• **Work to complete**
Copy each line of the data below exactly, leaving out pictures.

• **Data rows**
---+---
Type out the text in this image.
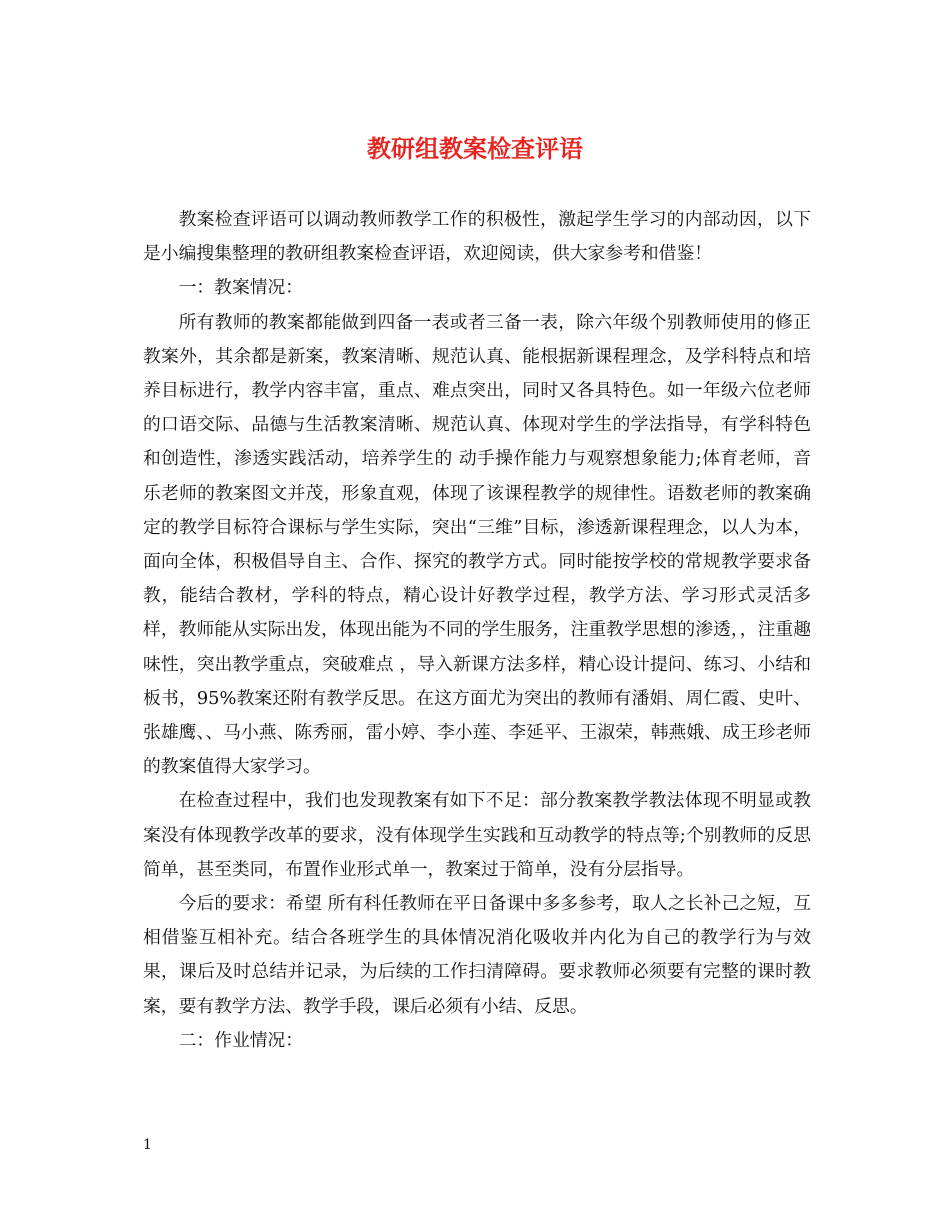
教研组教案检查评语

教案检查评语可以调动教师教学工作的积极性，激起学生学习的内部动因，以下是小编搜集整理的教研组教案检查评语，欢迎阅读，供大家参考和借鉴！

一：教案情况：

所有教师的教案都能做到四备一表或者三备一表，除六年级个别教师使用的修正教案外，其余都是新案，教案清晰、规范认真、能根据新课程理念，及学科特点和培养目标进行，教学内容丰富，重点、难点突出，同时又各具特色。如一年级六位老师的口语交际、品德与生活教案清晰、规范认真、体现对学生的学法指导，有学科特色和创造性，渗透实践活动，培养学生的 动手操作能力与观察想象能力;体育老师，音乐老师的教案图文并茂，形象直观，体现了该课程教学的规律性。语数老师的教案确定的教学目标符合课标与学生实际，突出“三维”目标，渗透新课程理念，以人为本，面向全体，积极倡导自主、合作、探究的教学方式。同时能按学校的常规教学要求备教，能结合教材，学科的特点，精心设计好教学过程，教学方法、学习形式灵活多样，教师能从实际出发，体现出能为不同的学生服务，注重教学思想的渗透，，注重趣味性，突出教学重点，突破难点 ，导入新课方法多样，精心设计提问、练习、小结和板书，95%教案还附有教学反思。在这方面尤为突出的教师有潘娟、周仁霞、史叶、张雄鹰、、马小燕、陈秀丽，雷小婷、李小莲、李延平、王淑荣，韩燕娥、成王珍老师的教案值得大家学习。

在检查过程中，我们也发现教案有如下不足：部分教案教学教法体现不明显或教案没有体现教学改革的要求，没有体现学生实践和互动教学的特点等;个别教师的反思简单，甚至类同，布置作业形式单一，教案过于简单，没有分层指导。

今后的要求：希望 所有科任教师在平日备课中多多参考，取人之长补己之短，互相借鉴互相补充。结合各班学生的具体情况消化吸收并内化为自己的教学行为与效果，课后及时总结并记录，为后续的工作扫清障碍。要求教师必须要有完整的课时教案，要有教学方法、教学手段，课后必须有小结、反思。

二：作业情况：

1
---+---
• **Solution to this exercise**
Type out the text in this image.
教研组教案检查评语

教案检查评语可以调动教师教学工作的积极性，激起学生学习的内部动因，以下是小编搜集整理的教研组教案检查评语，欢迎阅读，供大家参考和借鉴！

一：教案情况：

所有教师的教案都能做到四备一表或者三备一表，除六年级个别教师使用的修正教案外，其余都是新案，教案清晰、规范认真、能根据新课程理念，及学科特点和培养目标进行，教学内容丰富，重点、难点突出，同时又各具特色。如一年级六位老师的口语交际、品德与生活教案清晰、规范认真、体现对学生的学法指导，有学科特色和创造性，渗透实践活动，培养学生的 动手操作能力与观察想象能力;体育老师，音乐老师的教案图文并茂，形象直观，体现了该课程教学的规律性。语数老师的教案确定的教学目标符合课标与学生实际，突出“三维”目标，渗透新课程理念，以人为本，面向全体，积极倡导自主、合作、探究的教学方式。同时能按学校的常规教学要求备教，能结合教材，学科的特点，精心设计好教学过程，教学方法、学习形式灵活多样，教师能从实际出发，体现出能为不同的学生服务，注重教学思想的渗透，，注重趣味性，突出教学重点，突破难点 ，导入新课方法多样，精心设计提问、练习、小结和板书，95%教案还附有教学反思。在这方面尤为突出的教师有潘娟、周仁霞、史叶、张雄鹰、、马小燕、陈秀丽，雷小婷、李小莲、李延平、王淑荣，韩燕娥、成王珍老师的教案值得大家学习。

在检查过程中，我们也发现教案有如下不足：部分教案教学教法体现不明显或教案没有体现教学改革的要求，没有体现学生实践和互动教学的特点等;个别教师的反思简单，甚至类同，布置作业形式单一，教案过于简单，没有分层指导。

今后的要求：希望 所有科任教师在平日备课中多多参考，取人之长补己之短，互相借鉴互相补充。结合各班学生的具体情况消化吸收并内化为自己的教学行为与效果，课后及时总结并记录，为后续的工作扫清障碍。要求教师必须要有完整的课时教案，要有教学方法、教学手段，课后必须有小结、反思。

二：作业情况：

1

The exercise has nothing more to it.